■ DESCRIPTION OF THE TASK
Identify the lines that contain the word "object" and copy each one.

++++++++++++++++++++

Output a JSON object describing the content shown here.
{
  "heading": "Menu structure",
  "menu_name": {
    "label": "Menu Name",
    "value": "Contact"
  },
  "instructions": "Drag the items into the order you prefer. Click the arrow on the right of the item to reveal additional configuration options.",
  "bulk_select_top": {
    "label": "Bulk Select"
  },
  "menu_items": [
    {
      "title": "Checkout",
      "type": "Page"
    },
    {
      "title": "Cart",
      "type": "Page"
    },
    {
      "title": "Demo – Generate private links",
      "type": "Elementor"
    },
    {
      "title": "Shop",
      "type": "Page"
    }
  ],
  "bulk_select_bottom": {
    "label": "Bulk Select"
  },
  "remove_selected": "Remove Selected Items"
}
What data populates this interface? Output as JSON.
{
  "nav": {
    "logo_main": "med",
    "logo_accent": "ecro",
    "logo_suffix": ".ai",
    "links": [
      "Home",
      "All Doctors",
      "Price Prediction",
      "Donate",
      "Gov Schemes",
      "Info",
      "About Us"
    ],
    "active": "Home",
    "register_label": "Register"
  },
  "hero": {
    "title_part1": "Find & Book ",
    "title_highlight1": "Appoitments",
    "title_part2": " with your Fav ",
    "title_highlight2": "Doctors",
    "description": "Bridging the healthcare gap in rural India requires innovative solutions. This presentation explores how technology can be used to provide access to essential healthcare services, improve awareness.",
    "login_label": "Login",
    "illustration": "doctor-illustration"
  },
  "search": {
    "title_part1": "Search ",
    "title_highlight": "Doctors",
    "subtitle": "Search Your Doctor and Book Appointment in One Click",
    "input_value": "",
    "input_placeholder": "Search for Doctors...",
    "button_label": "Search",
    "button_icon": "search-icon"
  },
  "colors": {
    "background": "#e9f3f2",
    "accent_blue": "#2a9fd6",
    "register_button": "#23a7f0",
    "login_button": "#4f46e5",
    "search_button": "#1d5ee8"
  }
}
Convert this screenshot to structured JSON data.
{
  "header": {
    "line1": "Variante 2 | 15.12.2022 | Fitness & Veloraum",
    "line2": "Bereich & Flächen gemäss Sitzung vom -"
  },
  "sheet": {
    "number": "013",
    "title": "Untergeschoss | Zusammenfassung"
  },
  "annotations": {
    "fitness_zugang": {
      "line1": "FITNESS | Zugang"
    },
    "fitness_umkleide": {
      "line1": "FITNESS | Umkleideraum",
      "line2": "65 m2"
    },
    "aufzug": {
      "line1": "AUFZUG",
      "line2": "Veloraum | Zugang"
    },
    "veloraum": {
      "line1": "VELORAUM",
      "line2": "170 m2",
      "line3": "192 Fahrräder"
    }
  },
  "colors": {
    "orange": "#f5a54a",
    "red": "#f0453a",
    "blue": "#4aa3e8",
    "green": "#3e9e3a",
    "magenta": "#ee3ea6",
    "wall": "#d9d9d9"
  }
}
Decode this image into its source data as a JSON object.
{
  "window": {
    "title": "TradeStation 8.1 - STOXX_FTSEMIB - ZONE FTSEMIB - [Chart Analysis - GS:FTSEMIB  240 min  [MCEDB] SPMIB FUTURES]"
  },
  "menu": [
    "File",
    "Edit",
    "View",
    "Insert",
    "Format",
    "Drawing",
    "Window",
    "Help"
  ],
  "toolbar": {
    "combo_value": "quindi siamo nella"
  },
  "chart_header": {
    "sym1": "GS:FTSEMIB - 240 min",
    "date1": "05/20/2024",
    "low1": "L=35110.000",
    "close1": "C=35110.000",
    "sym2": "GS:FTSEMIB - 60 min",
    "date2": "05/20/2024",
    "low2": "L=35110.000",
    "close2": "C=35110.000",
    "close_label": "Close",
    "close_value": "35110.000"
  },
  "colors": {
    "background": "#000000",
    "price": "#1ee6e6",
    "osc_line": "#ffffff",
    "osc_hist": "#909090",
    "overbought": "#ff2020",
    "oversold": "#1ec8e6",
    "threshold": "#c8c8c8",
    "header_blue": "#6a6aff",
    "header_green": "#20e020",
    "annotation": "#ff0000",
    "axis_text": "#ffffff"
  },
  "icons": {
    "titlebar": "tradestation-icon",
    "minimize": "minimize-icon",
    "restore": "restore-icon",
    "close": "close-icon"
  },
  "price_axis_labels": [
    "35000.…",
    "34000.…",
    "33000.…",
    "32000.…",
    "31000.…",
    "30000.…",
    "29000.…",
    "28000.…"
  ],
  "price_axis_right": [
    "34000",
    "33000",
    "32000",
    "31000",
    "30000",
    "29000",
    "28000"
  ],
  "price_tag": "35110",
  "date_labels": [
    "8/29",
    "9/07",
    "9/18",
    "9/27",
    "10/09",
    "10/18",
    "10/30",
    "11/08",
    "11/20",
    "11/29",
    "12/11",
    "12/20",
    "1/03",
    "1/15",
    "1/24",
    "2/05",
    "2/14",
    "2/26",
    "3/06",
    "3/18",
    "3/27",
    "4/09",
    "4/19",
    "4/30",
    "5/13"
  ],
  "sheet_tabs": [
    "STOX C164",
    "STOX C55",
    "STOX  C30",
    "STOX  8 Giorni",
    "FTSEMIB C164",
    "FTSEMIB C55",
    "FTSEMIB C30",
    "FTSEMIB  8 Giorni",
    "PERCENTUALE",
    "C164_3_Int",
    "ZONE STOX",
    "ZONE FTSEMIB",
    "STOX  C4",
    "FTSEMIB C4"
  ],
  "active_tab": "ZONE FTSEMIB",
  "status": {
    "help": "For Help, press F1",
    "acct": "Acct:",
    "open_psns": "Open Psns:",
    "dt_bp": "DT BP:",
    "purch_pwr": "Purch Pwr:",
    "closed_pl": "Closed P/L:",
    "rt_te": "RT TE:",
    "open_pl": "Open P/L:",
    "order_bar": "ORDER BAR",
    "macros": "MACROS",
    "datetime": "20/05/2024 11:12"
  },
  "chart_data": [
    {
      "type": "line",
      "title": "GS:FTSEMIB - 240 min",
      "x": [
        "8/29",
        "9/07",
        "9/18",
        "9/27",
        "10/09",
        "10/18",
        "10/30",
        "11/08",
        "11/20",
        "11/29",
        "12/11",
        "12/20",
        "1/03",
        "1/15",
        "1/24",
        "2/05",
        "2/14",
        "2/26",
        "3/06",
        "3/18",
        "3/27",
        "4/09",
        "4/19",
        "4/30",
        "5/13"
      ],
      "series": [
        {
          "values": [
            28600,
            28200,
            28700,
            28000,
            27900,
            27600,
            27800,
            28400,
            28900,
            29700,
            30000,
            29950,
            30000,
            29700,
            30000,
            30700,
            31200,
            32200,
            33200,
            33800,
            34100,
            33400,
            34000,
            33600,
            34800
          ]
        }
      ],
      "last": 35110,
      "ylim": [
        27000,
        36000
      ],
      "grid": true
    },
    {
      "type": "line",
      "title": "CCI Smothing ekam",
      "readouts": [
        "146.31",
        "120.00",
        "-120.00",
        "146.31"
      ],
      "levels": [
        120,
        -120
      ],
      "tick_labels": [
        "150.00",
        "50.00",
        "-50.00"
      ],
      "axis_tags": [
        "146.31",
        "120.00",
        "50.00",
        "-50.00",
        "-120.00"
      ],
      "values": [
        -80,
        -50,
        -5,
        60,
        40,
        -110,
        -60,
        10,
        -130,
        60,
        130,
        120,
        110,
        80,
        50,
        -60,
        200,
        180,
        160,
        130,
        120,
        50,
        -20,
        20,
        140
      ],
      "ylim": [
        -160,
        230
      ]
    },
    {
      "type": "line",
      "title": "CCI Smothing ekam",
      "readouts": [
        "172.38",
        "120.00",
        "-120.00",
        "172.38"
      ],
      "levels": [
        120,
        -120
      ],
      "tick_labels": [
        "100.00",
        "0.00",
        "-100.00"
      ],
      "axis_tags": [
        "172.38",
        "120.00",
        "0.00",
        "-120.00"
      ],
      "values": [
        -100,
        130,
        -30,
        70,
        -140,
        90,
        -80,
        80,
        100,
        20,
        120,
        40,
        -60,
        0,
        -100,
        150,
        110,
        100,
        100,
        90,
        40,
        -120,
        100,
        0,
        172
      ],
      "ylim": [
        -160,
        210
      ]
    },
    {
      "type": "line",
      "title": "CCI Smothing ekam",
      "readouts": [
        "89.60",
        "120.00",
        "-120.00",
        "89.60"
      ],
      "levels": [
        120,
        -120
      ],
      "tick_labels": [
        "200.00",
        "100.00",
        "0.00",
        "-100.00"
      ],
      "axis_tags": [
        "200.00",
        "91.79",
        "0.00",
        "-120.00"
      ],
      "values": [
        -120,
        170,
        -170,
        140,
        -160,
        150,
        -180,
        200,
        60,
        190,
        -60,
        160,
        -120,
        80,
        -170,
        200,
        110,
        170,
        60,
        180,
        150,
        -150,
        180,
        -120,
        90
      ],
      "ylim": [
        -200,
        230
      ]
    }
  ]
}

++++++++++++++++++++

■ IN RESPONSE
Output a JSON object describing the content shown here.
Decode this image into its source data as a JSON object.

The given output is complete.